═══ Extract provided

Justin T. Hilley  of HousingWire.com reports that audits done by Quality Mortgage Services (“QMS”) “indicate that many demands by financial institutions that lenders buy back mortgages are based on fraudulent appraisal schemes in an attempt to increase the success of repurchase claims.”

According to Hilley’s report, QMS “believes some appraisers are systematically being pressured to use a subset of market data that skews the calculated market value of the property backing the disputed mortgage.”

Hilley says that QMS has termed this scheme “FRAFing,” or “field review appraisal fraud,” and that it is “often found in appraisals when mortgage repurchase demands are pushed backed to lenders for a claim based on a field review appraisal value.”

QMS President, Tommy A. Duncan, explained to HousingWire.com that the appraiser or someone else “is manipulating data and/or information in sections of the appraisal to obtain a targeted value result,” and specifically that they “are ignoring the higher value” comparable(s) so that a lower value is supported in the appraisal.

According to Duncan, the data used to compare to the subject property is nearly always restricted to the bottom 20% to 30% of sale prices in the market area.

String of Accusations

What we are finding, when supporting repurchase defenses, is a concerted effort to base an opinion of market value on the lower one-third of market data that produces erroneous estimates for approximately 65% of the properties appraised — assuming equal market distribution.

According to Hilley’s report, Duncan goes so far as to ascribe FRAFing to “intense pressure to push back loans for repurchase” because, according to Duncan, “it does not make sense for an appraiser to overlook the obvious” absent some sort of pressure to obtain a targeted value.

This is just the latest in a string of accusations against some of the biggest financial players in the mortgage loan industry in the past few years. Previous accusations, some of which have resulted in lawsuits, prosecutions, fines, settlements, and other consequences, have included charges of so-called “robosigning,” foreclosing without proper documentation, foreclosing with misidentification of the outstanding amounts owed by borrowers, forging documents and signatures, falsely notarizing paperwork, making up job titles to get loans approved, and interfering with government investigations.

Moreover, this accusation further undermines the viability of repurchase demands based on allegedly inaccurate appraisals – already considered by many “about the weakest type of buy-back demand imaginable.”

Deliberate Wrongdoing

As we have emphasized before, typical loan level repurchase claims consist largely of circumstantial, inconclusive, inconsistent and/or opinion-based “evidence,” usually obtained years after the fact. Combined with the many instances of deliberate wrongdoing which have been uncovered over the past few years, including potentially this latest example, recipients of loan repurchase demands have even more reason to remain vigilant and vigorously defend their rights in any loan repurchase disputes.

══════

Task description -
In two sentences, summarize the text on field review appraisal fraud. The records that follow the text play no part in the work.

═══ Data extract

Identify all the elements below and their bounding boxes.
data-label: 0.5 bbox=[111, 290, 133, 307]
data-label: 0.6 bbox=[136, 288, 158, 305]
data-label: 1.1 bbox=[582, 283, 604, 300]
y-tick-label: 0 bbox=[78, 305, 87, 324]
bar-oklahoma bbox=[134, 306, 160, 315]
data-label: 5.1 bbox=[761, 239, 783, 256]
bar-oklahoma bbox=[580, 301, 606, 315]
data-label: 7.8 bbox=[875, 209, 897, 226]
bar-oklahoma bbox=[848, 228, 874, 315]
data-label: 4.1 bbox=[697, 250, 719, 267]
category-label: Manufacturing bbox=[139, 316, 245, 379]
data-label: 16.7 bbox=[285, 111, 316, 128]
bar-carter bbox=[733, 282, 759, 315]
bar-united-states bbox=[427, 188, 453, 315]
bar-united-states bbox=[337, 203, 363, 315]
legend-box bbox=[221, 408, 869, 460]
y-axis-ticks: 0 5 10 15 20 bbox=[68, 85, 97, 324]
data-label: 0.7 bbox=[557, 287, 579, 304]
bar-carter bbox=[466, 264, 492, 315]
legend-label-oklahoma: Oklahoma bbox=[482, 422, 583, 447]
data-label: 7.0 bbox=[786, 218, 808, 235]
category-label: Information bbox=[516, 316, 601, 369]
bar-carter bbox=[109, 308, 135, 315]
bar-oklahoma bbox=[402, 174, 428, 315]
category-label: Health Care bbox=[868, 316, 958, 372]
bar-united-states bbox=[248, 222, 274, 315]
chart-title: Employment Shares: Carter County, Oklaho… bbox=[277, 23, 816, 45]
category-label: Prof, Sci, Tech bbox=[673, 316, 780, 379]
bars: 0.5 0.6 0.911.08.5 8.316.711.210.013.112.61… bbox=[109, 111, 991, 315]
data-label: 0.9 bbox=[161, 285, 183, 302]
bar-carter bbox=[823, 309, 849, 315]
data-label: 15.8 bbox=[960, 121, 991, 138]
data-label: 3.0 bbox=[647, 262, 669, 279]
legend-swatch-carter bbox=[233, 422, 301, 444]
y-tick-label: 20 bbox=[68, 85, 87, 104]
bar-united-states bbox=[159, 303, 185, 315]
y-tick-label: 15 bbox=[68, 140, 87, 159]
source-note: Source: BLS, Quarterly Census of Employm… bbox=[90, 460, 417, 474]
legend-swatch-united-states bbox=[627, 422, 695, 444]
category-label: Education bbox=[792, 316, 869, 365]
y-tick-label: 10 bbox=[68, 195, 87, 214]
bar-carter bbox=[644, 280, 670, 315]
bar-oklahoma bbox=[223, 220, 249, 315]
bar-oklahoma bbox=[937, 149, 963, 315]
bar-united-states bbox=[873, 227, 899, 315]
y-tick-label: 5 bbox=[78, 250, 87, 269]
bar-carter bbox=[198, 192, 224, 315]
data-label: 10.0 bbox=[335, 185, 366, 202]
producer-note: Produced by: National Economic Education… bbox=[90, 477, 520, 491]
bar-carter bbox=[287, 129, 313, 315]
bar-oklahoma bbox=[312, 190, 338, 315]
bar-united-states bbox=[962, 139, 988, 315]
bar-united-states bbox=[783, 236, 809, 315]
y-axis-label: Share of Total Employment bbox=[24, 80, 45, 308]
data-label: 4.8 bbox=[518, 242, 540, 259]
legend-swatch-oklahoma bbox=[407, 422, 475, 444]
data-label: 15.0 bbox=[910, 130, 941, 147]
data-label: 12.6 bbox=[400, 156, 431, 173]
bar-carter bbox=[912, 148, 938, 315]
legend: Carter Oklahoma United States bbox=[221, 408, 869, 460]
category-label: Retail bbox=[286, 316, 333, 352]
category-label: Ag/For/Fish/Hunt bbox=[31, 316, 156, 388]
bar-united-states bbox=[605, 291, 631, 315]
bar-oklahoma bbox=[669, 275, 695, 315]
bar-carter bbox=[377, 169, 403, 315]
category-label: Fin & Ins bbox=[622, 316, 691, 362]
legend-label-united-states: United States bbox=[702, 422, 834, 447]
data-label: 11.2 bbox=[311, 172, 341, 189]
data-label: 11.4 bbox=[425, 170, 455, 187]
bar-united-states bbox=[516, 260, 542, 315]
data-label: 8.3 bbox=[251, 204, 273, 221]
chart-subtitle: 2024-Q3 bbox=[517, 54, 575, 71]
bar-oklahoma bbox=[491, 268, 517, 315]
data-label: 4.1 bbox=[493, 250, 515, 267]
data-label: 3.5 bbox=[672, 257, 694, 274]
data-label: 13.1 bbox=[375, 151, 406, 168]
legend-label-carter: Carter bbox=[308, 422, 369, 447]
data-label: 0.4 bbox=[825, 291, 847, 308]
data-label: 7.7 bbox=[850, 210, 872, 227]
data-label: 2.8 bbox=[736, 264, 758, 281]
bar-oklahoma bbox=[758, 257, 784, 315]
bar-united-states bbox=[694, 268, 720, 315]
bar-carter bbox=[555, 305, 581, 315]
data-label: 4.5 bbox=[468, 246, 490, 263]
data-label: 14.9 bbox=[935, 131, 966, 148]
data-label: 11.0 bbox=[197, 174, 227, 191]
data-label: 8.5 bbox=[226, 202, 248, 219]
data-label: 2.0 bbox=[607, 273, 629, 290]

══════

Written solution -
Audits by Quality Mortgage Services indicate that many demands for lenders to buy back mortgages rest on appraisals that draw only on the lower portion of market sales data so that a lower value is supported, a scheme QMS calls "FRAFing," or field review appraisal fraud. This accusation is the latest in a string against major players in the mortgage loan industry, and it further undermines repurchase demands based on allegedly inaccurate appraisals, giving recipients of such demands more reason to remain vigilant and vigorously defend their rights.